WORK TO BE COMPLETED. Write out, precisely and in full, each line of the material.

DATASET RECORDS.
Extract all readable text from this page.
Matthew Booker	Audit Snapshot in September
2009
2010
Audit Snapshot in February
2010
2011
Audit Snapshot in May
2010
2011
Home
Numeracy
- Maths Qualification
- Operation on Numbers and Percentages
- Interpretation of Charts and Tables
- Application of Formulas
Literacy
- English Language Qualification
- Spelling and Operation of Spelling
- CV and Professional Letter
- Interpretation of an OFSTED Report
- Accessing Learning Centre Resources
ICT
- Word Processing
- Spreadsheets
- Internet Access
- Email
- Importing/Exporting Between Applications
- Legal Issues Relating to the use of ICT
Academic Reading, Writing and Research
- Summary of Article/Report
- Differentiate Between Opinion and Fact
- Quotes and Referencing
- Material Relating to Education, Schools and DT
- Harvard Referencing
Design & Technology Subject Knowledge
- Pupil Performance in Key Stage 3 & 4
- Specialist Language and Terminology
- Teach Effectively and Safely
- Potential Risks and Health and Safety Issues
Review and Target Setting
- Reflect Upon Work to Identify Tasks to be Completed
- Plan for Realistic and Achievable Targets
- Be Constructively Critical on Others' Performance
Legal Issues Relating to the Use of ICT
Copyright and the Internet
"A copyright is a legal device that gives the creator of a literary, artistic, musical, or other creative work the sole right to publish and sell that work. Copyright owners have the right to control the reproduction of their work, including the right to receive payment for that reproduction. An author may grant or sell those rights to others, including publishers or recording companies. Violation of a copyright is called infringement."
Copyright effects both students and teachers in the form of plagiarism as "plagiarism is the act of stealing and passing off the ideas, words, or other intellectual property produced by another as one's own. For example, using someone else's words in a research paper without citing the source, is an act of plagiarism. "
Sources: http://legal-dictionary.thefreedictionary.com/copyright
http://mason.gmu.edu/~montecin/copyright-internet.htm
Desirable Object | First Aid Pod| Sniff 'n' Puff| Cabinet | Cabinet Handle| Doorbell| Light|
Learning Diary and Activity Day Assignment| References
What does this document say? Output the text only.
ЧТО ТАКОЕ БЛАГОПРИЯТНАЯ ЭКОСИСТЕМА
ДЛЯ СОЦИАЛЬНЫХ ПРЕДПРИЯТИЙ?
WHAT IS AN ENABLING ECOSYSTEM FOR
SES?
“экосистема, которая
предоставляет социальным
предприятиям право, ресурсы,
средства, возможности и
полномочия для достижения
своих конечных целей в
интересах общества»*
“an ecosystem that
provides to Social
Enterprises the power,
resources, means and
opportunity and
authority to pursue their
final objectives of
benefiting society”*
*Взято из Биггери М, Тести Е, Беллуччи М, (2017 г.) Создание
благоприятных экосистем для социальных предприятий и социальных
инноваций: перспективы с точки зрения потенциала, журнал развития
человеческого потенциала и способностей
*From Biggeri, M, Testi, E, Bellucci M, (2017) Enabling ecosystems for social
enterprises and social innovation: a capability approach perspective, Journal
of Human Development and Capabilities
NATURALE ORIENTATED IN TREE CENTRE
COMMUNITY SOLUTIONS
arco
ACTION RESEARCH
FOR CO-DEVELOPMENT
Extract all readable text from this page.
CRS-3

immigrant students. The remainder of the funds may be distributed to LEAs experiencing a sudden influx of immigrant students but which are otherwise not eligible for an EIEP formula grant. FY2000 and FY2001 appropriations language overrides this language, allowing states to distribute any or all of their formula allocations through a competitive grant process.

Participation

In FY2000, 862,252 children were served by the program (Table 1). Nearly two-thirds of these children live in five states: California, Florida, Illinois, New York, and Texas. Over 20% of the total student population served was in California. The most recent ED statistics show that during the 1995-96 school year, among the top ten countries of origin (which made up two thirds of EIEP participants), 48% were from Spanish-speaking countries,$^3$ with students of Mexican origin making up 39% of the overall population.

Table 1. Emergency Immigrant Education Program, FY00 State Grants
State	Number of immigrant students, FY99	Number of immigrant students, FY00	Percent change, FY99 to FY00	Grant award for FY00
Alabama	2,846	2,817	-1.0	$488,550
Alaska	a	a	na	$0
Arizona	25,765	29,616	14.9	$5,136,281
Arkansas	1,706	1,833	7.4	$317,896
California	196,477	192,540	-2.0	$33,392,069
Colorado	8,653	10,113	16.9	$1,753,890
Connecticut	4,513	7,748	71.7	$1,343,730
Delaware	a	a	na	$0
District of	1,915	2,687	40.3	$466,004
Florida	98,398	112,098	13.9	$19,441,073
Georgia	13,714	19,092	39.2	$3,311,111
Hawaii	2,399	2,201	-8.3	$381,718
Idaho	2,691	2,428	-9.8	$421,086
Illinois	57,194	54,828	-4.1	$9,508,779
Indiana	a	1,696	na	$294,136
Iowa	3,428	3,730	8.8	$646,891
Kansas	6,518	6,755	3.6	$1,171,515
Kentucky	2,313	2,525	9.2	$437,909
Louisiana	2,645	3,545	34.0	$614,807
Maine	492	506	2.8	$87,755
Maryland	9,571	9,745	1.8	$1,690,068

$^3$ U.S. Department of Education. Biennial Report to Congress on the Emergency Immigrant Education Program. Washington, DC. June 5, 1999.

EXERCISE RESULT.
Extract all readable text from this page.
Matthew Booker	Audit Snapshot in September
2009
2010
Audit Snapshot in February
2010
2011
Audit Snapshot in May
2010
2011
Home
Numeracy
- Maths Qualification
- Operation on Numbers and Percentages
- Interpretation of Charts and Tables
- Application of Formulas
Literacy
- English Language Qualification
- Spelling and Operation of Spelling
- CV and Professional Letter
- Interpretation of an OFSTED Report
- Accessing Learning Centre Resources
ICT
- Word Processing
- Spreadsheets
- Internet Access
- Email
- Importing/Exporting Between Applications
- Legal Issues Relating to the use of ICT
Academic Reading, Writing and Research
- Summary of Article/Report
- Differentiate Between Opinion and Fact
- Quotes and Referencing
- Material Relating to Education, Schools and DT
- Harvard Referencing
Design & Technology Subject Knowledge
- Pupil Performance in Key Stage 3 & 4
- Specialist Language and Terminology
- Teach Effectively and Safely
- Potential Risks and Health and Safety Issues
Review and Target Setting
- Reflect Upon Work to Identify Tasks to be Completed
- Plan for Realistic and Achievable Targets
- Be Constructively Critical on Others' Performance
Legal Issues Relating to the Use of ICT
Copyright and the Internet
"A copyright is a legal device that gives the creator of a literary, artistic, musical, or other creative work the sole right to publish and sell that work. Copyright owners have the right to control the reproduction of their work, including the right to receive payment for that reproduction. An author may grant or sell those rights to others, including publishers or recording companies. Violation of a copyright is called infringement."
Copyright effects both students and teachers in the form of plagiarism as "plagiarism is the act of stealing and passing off the ideas, words, or other intellectual property produced by another as one's own. For example, using someone else's words in a research paper without citing the source, is an act of plagiarism. "
Sources: http://legal-dictionary.thefreedictionary.com/copyright
http://mason.gmu.edu/~montecin/copyright-internet.htm
Desirable Object | First Aid Pod| Sniff 'n' Puff| Cabinet | Cabinet Handle| Doorbell| Light|
Learning Diary and Activity Day Assignment| References
What does this document say? Output the text only.
ЧТО ТАКОЕ БЛАГОПРИЯТНАЯ ЭКОСИСТЕМА
ДЛЯ СОЦИАЛЬНЫХ ПРЕДПРИЯТИЙ?
WHAT IS AN ENABLING ECOSYSTEM FOR
SES?
“экосистема, которая
предоставляет социальным
предприятиям право, ресурсы,
средства, возможности и
полномочия для достижения
своих конечных целей в
интересах общества»*
“an ecosystem that
provides to Social
Enterprises the power,
resources, means and
opportunity and
authority to pursue their
final objectives of
benefiting society”*
*Взято из Биггери М, Тести Е, Беллуччи М, (2017 г.) Создание
благоприятных экосистем для социальных предприятий и социальных
инноваций: перспективы с точки зрения потенциала, журнал развития
человеческого потенциала и способностей
*From Biggeri, M, Testi, E, Bellucci M, (2017) Enabling ecosystems for social
enterprises and social innovation: a capability approach perspective, Journal
of Human Development and Capabilities
NATURALE ORIENTATED IN TREE CENTRE
COMMUNITY SOLUTIONS
arco
ACTION RESEARCH
FOR CO-DEVELOPMENT
Extract all readable text from this page.
CRS-3

immigrant students. The remainder of the funds may be distributed to LEAs experiencing a sudden influx of immigrant students but which are otherwise not eligible for an EIEP formula grant. FY2000 and FY2001 appropriations language overrides this language, allowing states to distribute any or all of their formula allocations through a competitive grant process.

Participation

In FY2000, 862,252 children were served by the program (Table 1). Nearly two-thirds of these children live in five states: California, Florida, Illinois, New York, and Texas. Over 20% of the total student population served was in California. The most recent ED statistics show that during the 1995-96 school year, among the top ten countries of origin (which made up two thirds of EIEP participants), 48% were from Spanish-speaking countries,$^3$ with students of Mexican origin making up 39% of the overall population.

Table 1. Emergency Immigrant Education Program, FY00 State Grants
State	Number of immigrant students, FY99	Number of immigrant students, FY00	Percent change, FY99 to FY00	Grant award for FY00
Alabama	2,846	2,817	-1.0	$488,550
Alaska	a	a	na	$0
Arizona	25,765	29,616	14.9	$5,136,281
Arkansas	1,706	1,833	7.4	$317,896
California	196,477	192,540	-2.0	$33,392,069
Colorado	8,653	10,113	16.9	$1,753,890
Connecticut	4,513	7,748	71.7	$1,343,730
Delaware	a	a	na	$0
District of	1,915	2,687	40.3	$466,004
Florida	98,398	112,098	13.9	$19,441,073
Georgia	13,714	19,092	39.2	$3,311,111
Hawaii	2,399	2,201	-8.3	$381,718
Idaho	2,691	2,428	-9.8	$421,086
Illinois	57,194	54,828	-4.1	$9,508,779
Indiana	a	1,696	na	$294,136
Iowa	3,428	3,730	8.8	$646,891
Kansas	6,518	6,755	3.6	$1,171,515
Kentucky	2,313	2,525	9.2	$437,909
Louisiana	2,645	3,545	34.0	$614,807
Maine	492	506	2.8	$87,755
Maryland	9,571	9,745	1.8	$1,690,068

$^3$ U.S. Department of Education. Biennial Report to Congress on the Emergency Immigrant Education Program. Washington, DC. June 5, 1999.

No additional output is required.